-- RECORDS FOR THIS TASK --
(begin)
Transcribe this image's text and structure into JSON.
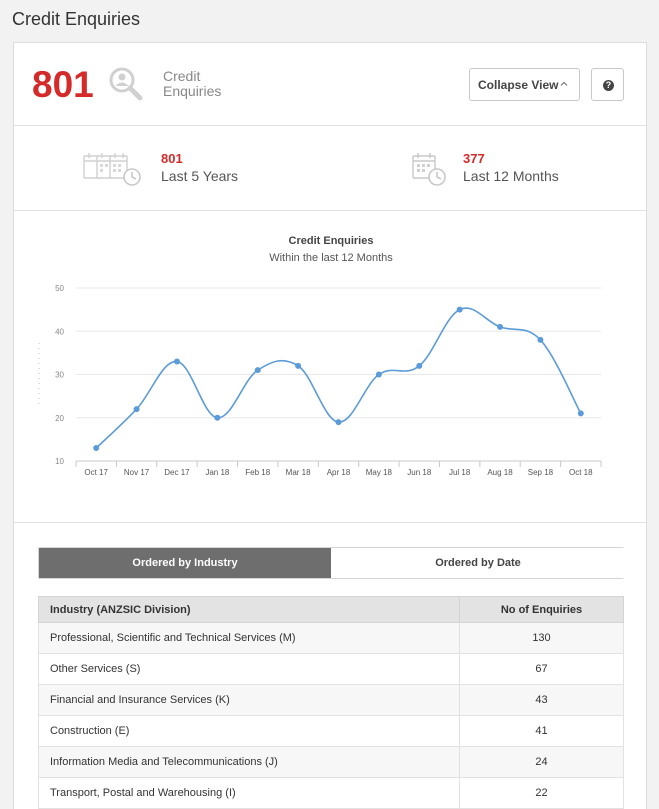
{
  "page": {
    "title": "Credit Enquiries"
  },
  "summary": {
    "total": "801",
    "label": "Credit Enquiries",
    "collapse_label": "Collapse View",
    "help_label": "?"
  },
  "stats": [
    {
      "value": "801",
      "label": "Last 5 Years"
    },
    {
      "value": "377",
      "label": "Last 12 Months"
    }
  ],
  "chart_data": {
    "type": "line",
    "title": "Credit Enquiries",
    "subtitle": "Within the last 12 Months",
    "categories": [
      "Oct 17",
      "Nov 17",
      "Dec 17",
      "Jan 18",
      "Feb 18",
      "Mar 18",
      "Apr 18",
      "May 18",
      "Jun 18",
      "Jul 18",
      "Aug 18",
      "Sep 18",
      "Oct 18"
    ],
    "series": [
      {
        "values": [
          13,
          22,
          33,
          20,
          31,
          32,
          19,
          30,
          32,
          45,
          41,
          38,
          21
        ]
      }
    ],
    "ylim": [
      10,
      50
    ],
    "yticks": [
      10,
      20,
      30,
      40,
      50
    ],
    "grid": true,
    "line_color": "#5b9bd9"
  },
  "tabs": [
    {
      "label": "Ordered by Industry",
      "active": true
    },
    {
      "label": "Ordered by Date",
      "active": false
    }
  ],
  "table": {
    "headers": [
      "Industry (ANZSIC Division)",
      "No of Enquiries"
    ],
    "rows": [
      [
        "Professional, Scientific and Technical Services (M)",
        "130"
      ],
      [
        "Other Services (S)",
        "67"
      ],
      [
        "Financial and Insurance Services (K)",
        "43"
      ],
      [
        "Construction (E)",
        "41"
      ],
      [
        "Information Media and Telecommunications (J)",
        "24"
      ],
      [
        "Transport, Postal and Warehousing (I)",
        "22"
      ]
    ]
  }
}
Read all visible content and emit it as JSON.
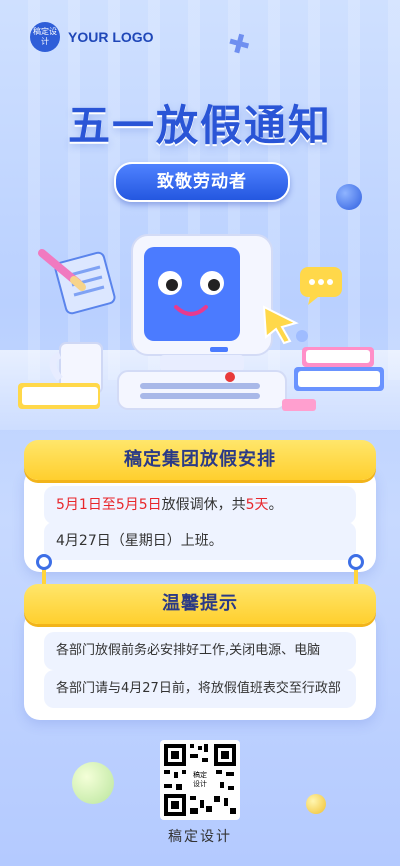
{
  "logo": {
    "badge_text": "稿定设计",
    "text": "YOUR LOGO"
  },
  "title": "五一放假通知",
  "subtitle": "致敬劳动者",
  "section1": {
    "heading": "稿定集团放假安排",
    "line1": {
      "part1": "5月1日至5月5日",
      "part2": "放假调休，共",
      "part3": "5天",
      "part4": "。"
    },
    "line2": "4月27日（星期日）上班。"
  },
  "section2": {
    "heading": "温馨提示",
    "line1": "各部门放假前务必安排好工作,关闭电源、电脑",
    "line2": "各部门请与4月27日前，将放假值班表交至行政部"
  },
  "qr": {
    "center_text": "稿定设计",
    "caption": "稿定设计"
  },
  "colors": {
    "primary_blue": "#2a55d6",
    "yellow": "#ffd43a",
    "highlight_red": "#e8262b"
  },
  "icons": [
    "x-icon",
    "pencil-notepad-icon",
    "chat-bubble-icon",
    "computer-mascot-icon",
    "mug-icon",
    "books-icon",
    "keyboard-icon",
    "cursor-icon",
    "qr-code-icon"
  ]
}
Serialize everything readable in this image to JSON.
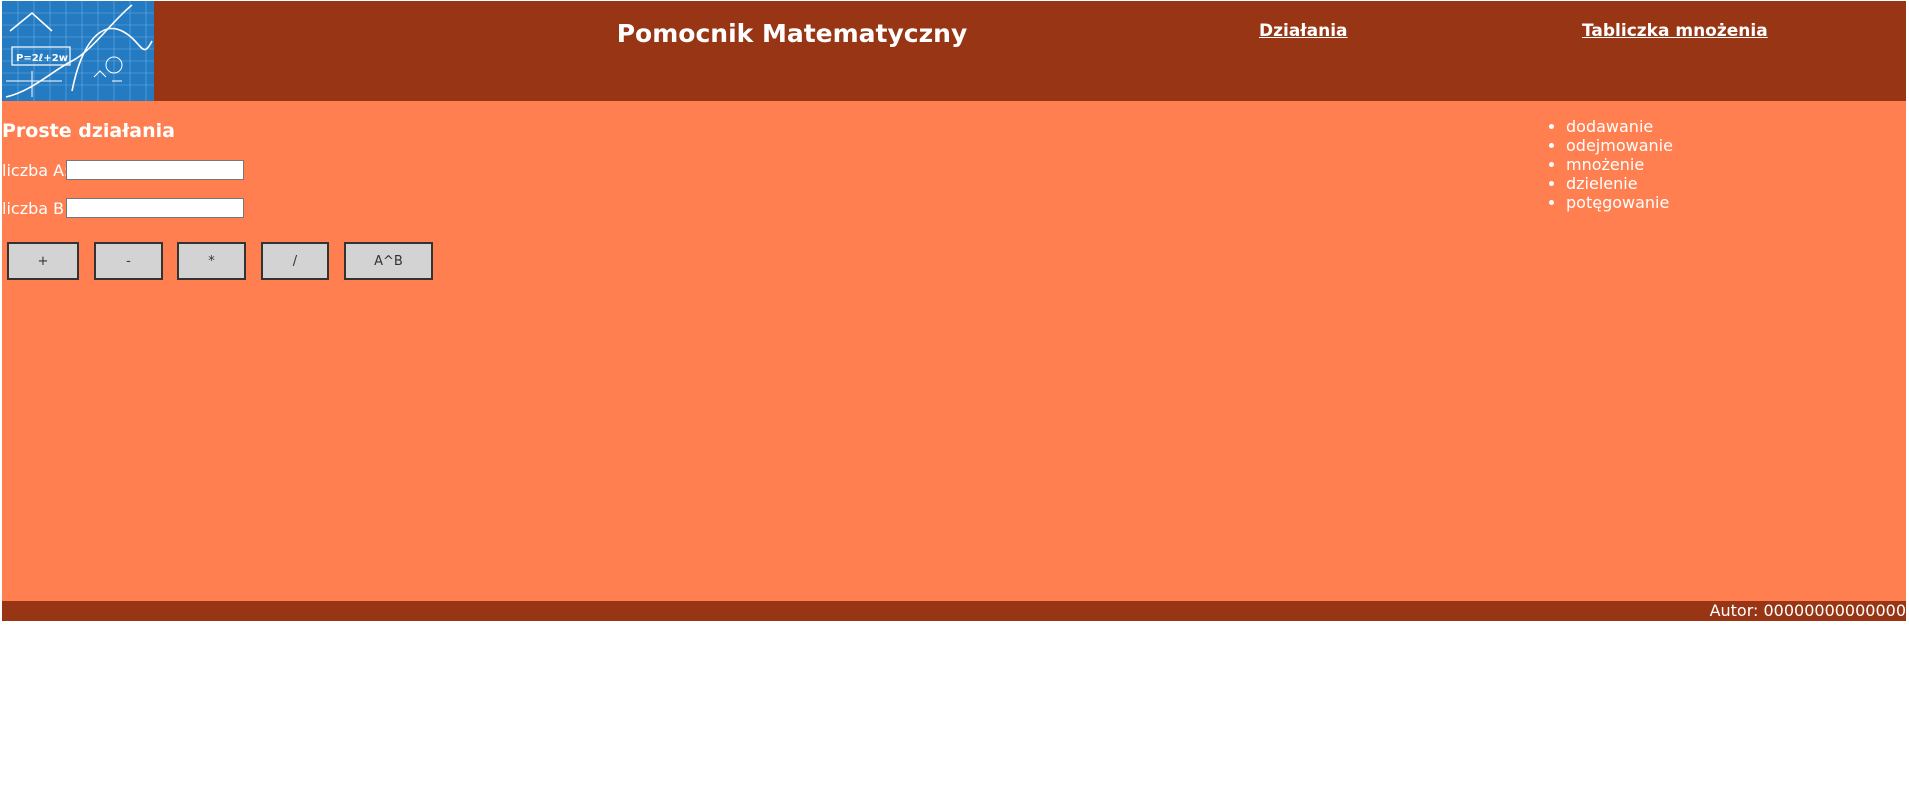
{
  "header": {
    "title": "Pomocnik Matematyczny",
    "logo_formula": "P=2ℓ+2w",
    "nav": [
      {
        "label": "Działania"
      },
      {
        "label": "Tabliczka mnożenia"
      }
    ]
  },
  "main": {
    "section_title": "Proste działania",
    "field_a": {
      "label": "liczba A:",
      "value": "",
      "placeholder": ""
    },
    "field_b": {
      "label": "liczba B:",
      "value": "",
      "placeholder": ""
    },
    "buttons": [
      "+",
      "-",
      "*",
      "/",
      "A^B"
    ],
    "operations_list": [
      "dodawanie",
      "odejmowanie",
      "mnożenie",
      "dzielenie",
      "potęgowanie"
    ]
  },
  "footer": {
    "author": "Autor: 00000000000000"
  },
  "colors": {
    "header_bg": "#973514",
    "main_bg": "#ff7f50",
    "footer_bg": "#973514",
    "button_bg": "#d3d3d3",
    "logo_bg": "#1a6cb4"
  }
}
(end)
Make an exact copy of the data, leaving its pictures out.

Transcribe this image's text and structure into JSON.
{
  "page": {
    "title": "Credit Enquiries"
  },
  "summary": {
    "total": "801",
    "label": "Credit Enquiries",
    "collapse_label": "Collapse View",
    "help_label": "?"
  },
  "stats": [
    {
      "value": "801",
      "label": "Last 5 Years"
    },
    {
      "value": "377",
      "label": "Last 12 Months"
    }
  ],
  "chart_data": {
    "type": "line",
    "title": "Credit Enquiries",
    "subtitle": "Within the last 12 Months",
    "categories": [
      "Oct 17",
      "Nov 17",
      "Dec 17",
      "Jan 18",
      "Feb 18",
      "Mar 18",
      "Apr 18",
      "May 18",
      "Jun 18",
      "Jul 18",
      "Aug 18",
      "Sep 18",
      "Oct 18"
    ],
    "series": [
      {
        "values": [
          13,
          22,
          33,
          20,
          31,
          32,
          19,
          30,
          32,
          45,
          41,
          38,
          21
        ]
      }
    ],
    "ylim": [
      10,
      50
    ],
    "yticks": [
      10,
      20,
      30,
      40,
      50
    ],
    "grid": true,
    "line_color": "#5b9bd9"
  },
  "tabs": [
    {
      "label": "Ordered by Industry",
      "active": true
    },
    {
      "label": "Ordered by Date",
      "active": false
    }
  ],
  "table": {
    "headers": [
      "Industry (ANZSIC Division)",
      "No of Enquiries"
    ],
    "rows": [
      [
        "Professional, Scientific and Technical Services (M)",
        "130"
      ],
      [
        "Other Services (S)",
        "67"
      ],
      [
        "Financial and Insurance Services (K)",
        "43"
      ],
      [
        "Construction (E)",
        "41"
      ],
      [
        "Information Media and Telecommunications (J)",
        "24"
      ],
      [
        "Transport, Postal and Warehousing (I)",
        "22"
      ]
    ]
  }
}
Read all visible content and emit it as JSON.
{
  "logo": {
    "badge_text": "稿定设计",
    "text": "YOUR LOGO"
  },
  "title": "五一放假通知",
  "subtitle": "致敬劳动者",
  "section1": {
    "heading": "稿定集团放假安排",
    "line1": {
      "part1": "5月1日至5月5日",
      "part2": "放假调休，共",
      "part3": "5天",
      "part4": "。"
    },
    "line2": "4月27日（星期日）上班。"
  },
  "section2": {
    "heading": "温馨提示",
    "line1": "各部门放假前务必安排好工作,关闭电源、电脑",
    "line2": "各部门请与4月27日前，将放假值班表交至行政部"
  },
  "qr": {
    "center_text": "稿定设计",
    "caption": "稿定设计"
  },
  "colors": {
    "primary_blue": "#2a55d6",
    "yellow": "#ffd43a",
    "highlight_red": "#e8262b"
  },
  "icons": [
    "x-icon",
    "pencil-notepad-icon",
    "chat-bubble-icon",
    "computer-mascot-icon",
    "mug-icon",
    "books-icon",
    "keyboard-icon",
    "cursor-icon",
    "qr-code-icon"
  ]
}
Serialize everything readable in this image to JSON.
{
  "header": {
    "title": "Pomocnik Matematyczny",
    "logo_formula": "P=2ℓ+2w",
    "nav": [
      {
        "label": "Działania"
      },
      {
        "label": "Tabliczka mnożenia"
      }
    ]
  },
  "main": {
    "section_title": "Proste działania",
    "field_a": {
      "label": "liczba A:",
      "value": "",
      "placeholder": ""
    },
    "field_b": {
      "label": "liczba B:",
      "value": "",
      "placeholder": ""
    },
    "buttons": [
      "+",
      "-",
      "*",
      "/",
      "A^B"
    ],
    "operations_list": [
      "dodawanie",
      "odejmowanie",
      "mnożenie",
      "dzielenie",
      "potęgowanie"
    ]
  },
  "footer": {
    "author": "Autor: 00000000000000"
  },
  "colors": {
    "header_bg": "#973514",
    "main_bg": "#ff7f50",
    "footer_bg": "#973514",
    "button_bg": "#d3d3d3",
    "logo_bg": "#1a6cb4"
  }
}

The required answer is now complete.